(Collection entries)
---+---
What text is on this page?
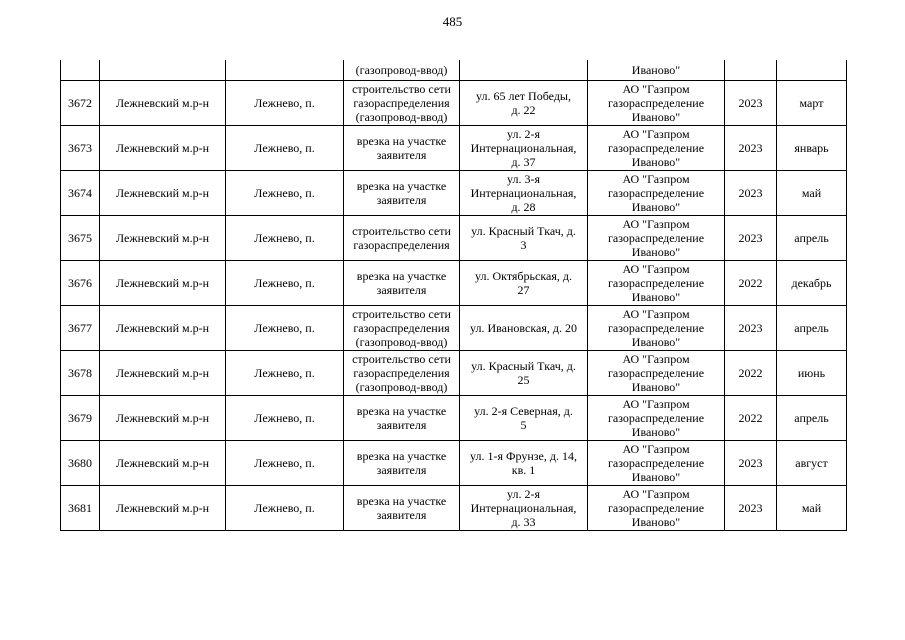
485
			(газопровод-ввод)		Иваново"		
3672	Лежневский м.р-н	Лежнево, п.	строительство сети
газораспределения
(газопровод-ввод)	ул. 65 лет Победы,
д. 22	АО "Газпром
газораспределение
Иваново"	2023	март
3673	Лежневский м.р-н	Лежнево, п.	врезка на участке
заявителя	ул. 2-я
Интернациональная,
д. 37	АО "Газпром
газораспределение
Иваново"	2023	январь
3674	Лежневский м.р-н	Лежнево, п.	врезка на участке
заявителя	ул. 3-я
Интернациональная,
д. 28	АО "Газпром
газораспределение
Иваново"	2023	май
3675	Лежневский м.р-н	Лежнево, п.	строительство сети
газораспределения	ул. Красный Ткач, д.
3	АО "Газпром
газораспределение
Иваново"	2023	апрель
3676	Лежневский м.р-н	Лежнево, п.	врезка на участке
заявителя	ул. Октябрьская, д.
27	АО "Газпром
газораспределение
Иваново"	2022	декабрь
3677	Лежневский м.р-н	Лежнево, п.	строительство сети
газораспределения
(газопровод-ввод)	ул. Ивановская, д. 20	АО "Газпром
газораспределение
Иваново"	2023	апрель
3678	Лежневский м.р-н	Лежнево, п.	строительство сети
газораспределения
(газопровод-ввод)	ул. Красный Ткач, д.
25	АО "Газпром
газораспределение
Иваново"	2022	июнь
3679	Лежневский м.р-н	Лежнево, п.	врезка на участке
заявителя	ул. 2-я Северная, д.
5	АО "Газпром
газораспределение
Иваново"	2022	апрель
3680	Лежневский м.р-н	Лежнево, п.	врезка на участке
заявителя	ул. 1-я Фрунзе, д. 14,
кв. 1	АО "Газпром
газораспределение
Иваново"	2023	август
3681	Лежневский м.р-н	Лежнево, п.	врезка на участке
заявителя	ул. 2-я
Интернациональная,
д. 33	АО "Газпром
газораспределение
Иваново"	2023	май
---+---
• GIVEN INSTRUCTION
Locate the word "врезка" in the records and collect each line it appears in.

• TASK OUTPUT
3673	Лежневский м.р-н	Лежнево, п.	врезка на участке
3674	Лежневский м.р-н	Лежнево, п.	врезка на участке
3676	Лежневский м.р-н	Лежнево, п.	врезка на участке
3679	Лежневский м.р-н	Лежнево, п.	врезка на участке
3680	Лежневский м.р-н	Лежнево, п.	врезка на участке
3681	Лежневский м.р-н	Лежнево, п.	врезка на участке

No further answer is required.